## Instructions for the task
Return each line of the data below exactly, omitting any pictures.

## Record list
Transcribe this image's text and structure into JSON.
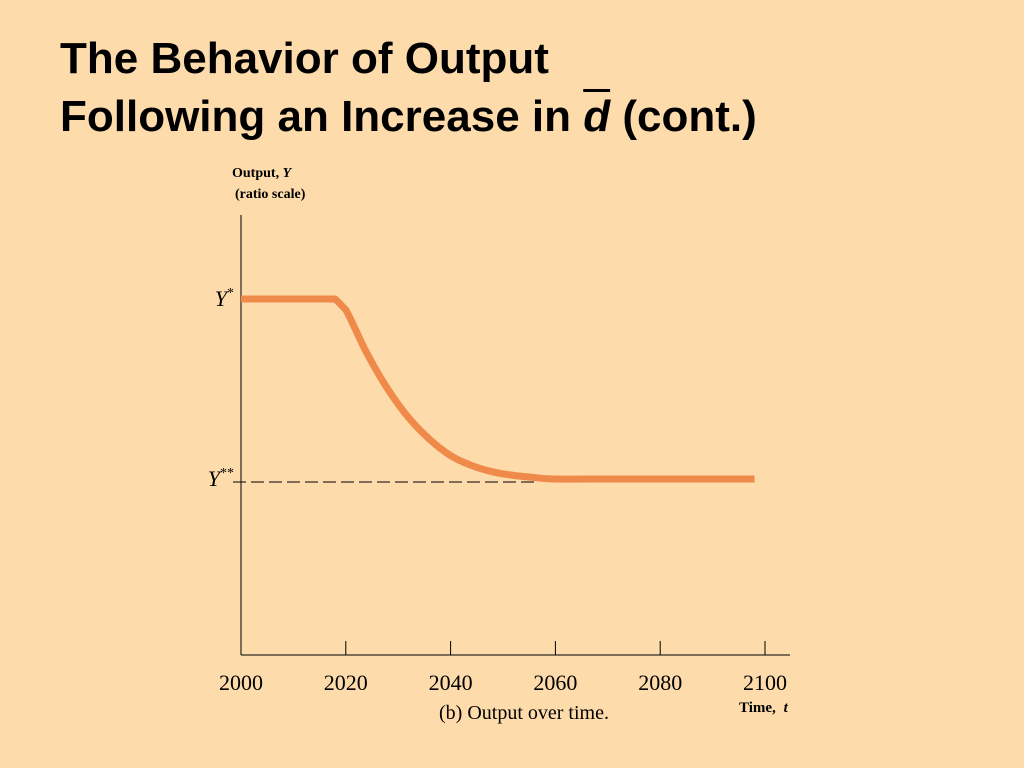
{
  "slide": {
    "title_line1": "The Behavior of Output",
    "title_line2_prefix": "Following an Increase in ",
    "title_line2_var": "d",
    "title_line2_suffix": " (cont.)"
  },
  "chart_data": {
    "type": "line",
    "ylabel_text": "Output, ",
    "ylabel_var": "Y",
    "ylabel_sub": "(ratio scale)",
    "xlabel_text": "Time, ",
    "xlabel_var": "t",
    "caption": "(b) Output over time.",
    "xlim": [
      2000,
      2100
    ],
    "x_ticks": [
      2000,
      2020,
      2040,
      2060,
      2080,
      2100
    ],
    "y_levels": [
      {
        "label": "Y",
        "sup": "*",
        "value": 1.0
      },
      {
        "label": "Y",
        "sup": "**",
        "value": 0.0
      }
    ],
    "series": [
      {
        "name": "Output",
        "color": "#F08A4B",
        "x": [
          2000,
          2018,
          2020,
          2024,
          2028,
          2032,
          2036,
          2040,
          2044,
          2048,
          2052,
          2056,
          2060,
          2070,
          2080,
          2098
        ],
        "y": [
          1.0,
          1.0,
          0.94,
          0.7,
          0.5,
          0.34,
          0.22,
          0.13,
          0.075,
          0.04,
          0.02,
          0.008,
          0.0,
          0.0,
          0.0,
          0.0
        ]
      }
    ],
    "reference_line": {
      "style": "dashed",
      "y_value": 0.0,
      "x_start": 2000,
      "x_end": 2056
    }
  }
}
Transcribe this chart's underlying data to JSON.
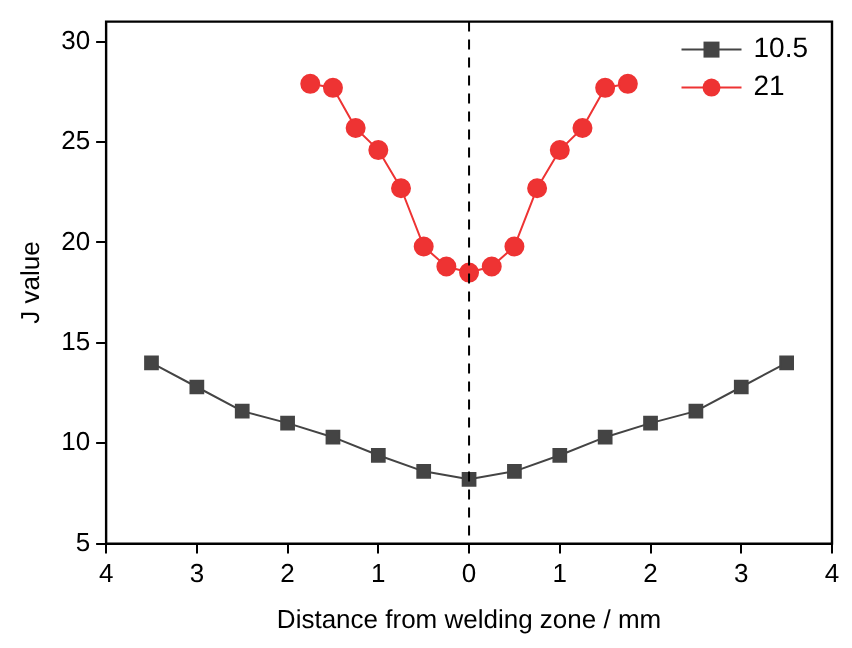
{
  "chart_data": {
    "type": "line",
    "xlabel": "Distance from welding zone / mm",
    "ylabel": "J value",
    "xlim": [
      -4,
      4
    ],
    "xticks": [
      {
        "value": -4,
        "label": "4"
      },
      {
        "value": -3,
        "label": "3"
      },
      {
        "value": -2,
        "label": "2"
      },
      {
        "value": -1,
        "label": "1"
      },
      0,
      1,
      2,
      3,
      4
    ],
    "ylim": [
      5,
      31
    ],
    "yticks": [
      5,
      10,
      15,
      20,
      25,
      30
    ],
    "series": [
      {
        "name": "10.5",
        "color": "#444444",
        "marker": "square",
        "x": [
          -3.5,
          -3,
          -2.5,
          -2,
          -1.5,
          -1,
          -0.5,
          0,
          0.5,
          1,
          1.5,
          2,
          2.5,
          3,
          3.5
        ],
        "values": [
          14.0,
          12.8,
          11.6,
          11.0,
          10.3,
          9.4,
          8.6,
          8.2,
          8.6,
          9.4,
          10.3,
          11.0,
          11.6,
          12.8,
          14.0
        ]
      },
      {
        "name": "21",
        "color": "#ee3333",
        "marker": "circle",
        "x": [
          -1.75,
          -1.5,
          -1.25,
          -1,
          -0.75,
          -0.5,
          -0.25,
          0,
          0.25,
          0.5,
          0.75,
          1,
          1.25,
          1.5,
          1.75
        ],
        "values": [
          27.9,
          27.7,
          25.7,
          24.6,
          22.7,
          19.8,
          18.8,
          18.5,
          18.8,
          19.8,
          22.7,
          24.6,
          25.7,
          27.7,
          27.9
        ]
      }
    ],
    "ref_lines": [
      {
        "axis": "x",
        "value": 0,
        "color": "#000000",
        "line_style": "dashed"
      }
    ],
    "legend": "top right",
    "grid": false,
    "line_style": "solid"
  }
}
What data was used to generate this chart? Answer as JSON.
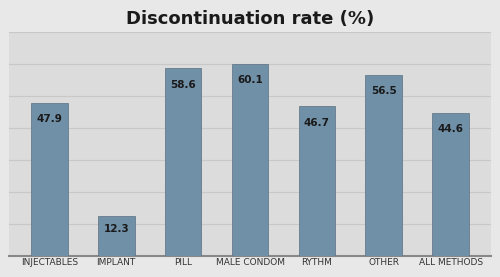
{
  "title": "Discontinuation rate (%)",
  "categories": [
    "INJECTABLES",
    "IMPLANT",
    "PILL",
    "MALE CONDOM",
    "RYTHM",
    "OTHER",
    "ALL METHODS"
  ],
  "values": [
    47.9,
    12.3,
    58.6,
    60.1,
    46.7,
    56.5,
    44.6
  ],
  "bar_color": "#7090a8",
  "bar_edge_color": "#5a7080",
  "label_fontsize": 7.5,
  "title_fontsize": 13,
  "tick_fontsize": 6.5,
  "background_top": "#e8e8e8",
  "background_mid": "#d0d0d0",
  "plot_bg_color": "#dcdcdc",
  "ylim": [
    0,
    70
  ],
  "grid_color": "#c8c8c8",
  "value_label_color": "#1a1a1a",
  "title_color": "#1a1a1a",
  "border_color": "#888888"
}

## Finished answer
Transcribe this image's text and structure into JSON.
{
  "slide": {
    "title_line1": "The Behavior of Output",
    "title_line2_prefix": "Following an Increase in ",
    "title_line2_var": "d",
    "title_line2_suffix": " (cont.)"
  },
  "chart_data": {
    "type": "line",
    "ylabel_text": "Output, ",
    "ylabel_var": "Y",
    "ylabel_sub": "(ratio scale)",
    "xlabel_text": "Time, ",
    "xlabel_var": "t",
    "caption": "(b) Output over time.",
    "xlim": [
      2000,
      2100
    ],
    "x_ticks": [
      2000,
      2020,
      2040,
      2060,
      2080,
      2100
    ],
    "y_levels": [
      {
        "label": "Y",
        "sup": "*",
        "value": 1.0
      },
      {
        "label": "Y",
        "sup": "**",
        "value": 0.0
      }
    ],
    "series": [
      {
        "name": "Output",
        "color": "#F08A4B",
        "x": [
          2000,
          2018,
          2020,
          2024,
          2028,
          2032,
          2036,
          2040,
          2044,
          2048,
          2052,
          2056,
          2060,
          2070,
          2080,
          2098
        ],
        "y": [
          1.0,
          1.0,
          0.94,
          0.7,
          0.5,
          0.34,
          0.22,
          0.13,
          0.075,
          0.04,
          0.02,
          0.008,
          0.0,
          0.0,
          0.0,
          0.0
        ]
      }
    ],
    "reference_line": {
      "style": "dashed",
      "y_value": 0.0,
      "x_start": 2000,
      "x_end": 2056
    }
  }
}
Transcribe this chart's underlying data to JSON.
{
  "chart_data": {
    "type": "line",
    "xlabel": "Distance from welding zone / mm",
    "ylabel": "J value",
    "xlim": [
      -4,
      4
    ],
    "xticks": [
      {
        "value": -4,
        "label": "4"
      },
      {
        "value": -3,
        "label": "3"
      },
      {
        "value": -2,
        "label": "2"
      },
      {
        "value": -1,
        "label": "1"
      },
      0,
      1,
      2,
      3,
      4
    ],
    "ylim": [
      5,
      31
    ],
    "yticks": [
      5,
      10,
      15,
      20,
      25,
      30
    ],
    "series": [
      {
        "name": "10.5",
        "color": "#444444",
        "marker": "square",
        "x": [
          -3.5,
          -3,
          -2.5,
          -2,
          -1.5,
          -1,
          -0.5,
          0,
          0.5,
          1,
          1.5,
          2,
          2.5,
          3,
          3.5
        ],
        "values": [
          14.0,
          12.8,
          11.6,
          11.0,
          10.3,
          9.4,
          8.6,
          8.2,
          8.6,
          9.4,
          10.3,
          11.0,
          11.6,
          12.8,
          14.0
        ]
      },
      {
        "name": "21",
        "color": "#ee3333",
        "marker": "circle",
        "x": [
          -1.75,
          -1.5,
          -1.25,
          -1,
          -0.75,
          -0.5,
          -0.25,
          0,
          0.25,
          0.5,
          0.75,
          1,
          1.25,
          1.5,
          1.75
        ],
        "values": [
          27.9,
          27.7,
          25.7,
          24.6,
          22.7,
          19.8,
          18.8,
          18.5,
          18.8,
          19.8,
          22.7,
          24.6,
          25.7,
          27.7,
          27.9
        ]
      }
    ],
    "ref_lines": [
      {
        "axis": "x",
        "value": 0,
        "color": "#000000",
        "line_style": "dashed"
      }
    ],
    "legend": "top right",
    "grid": false,
    "line_style": "solid"
  }
}
What data was used to generate this chart? Answer as JSON.
{
  "title": "Discontinuation rate (%)",
  "categories": [
    "INJECTABLES",
    "IMPLANT",
    "PILL",
    "MALE CONDOM",
    "RYTHM",
    "OTHER",
    "ALL METHODS"
  ],
  "values": [
    47.9,
    12.3,
    58.6,
    60.1,
    46.7,
    56.5,
    44.6
  ],
  "bar_color": "#7090a8",
  "bar_edge_color": "#5a7080",
  "label_fontsize": 7.5,
  "title_fontsize": 13,
  "tick_fontsize": 6.5,
  "background_top": "#e8e8e8",
  "background_mid": "#d0d0d0",
  "plot_bg_color": "#dcdcdc",
  "ylim": [
    0,
    70
  ],
  "grid_color": "#c8c8c8",
  "value_label_color": "#1a1a1a",
  "title_color": "#1a1a1a",
  "border_color": "#888888"
}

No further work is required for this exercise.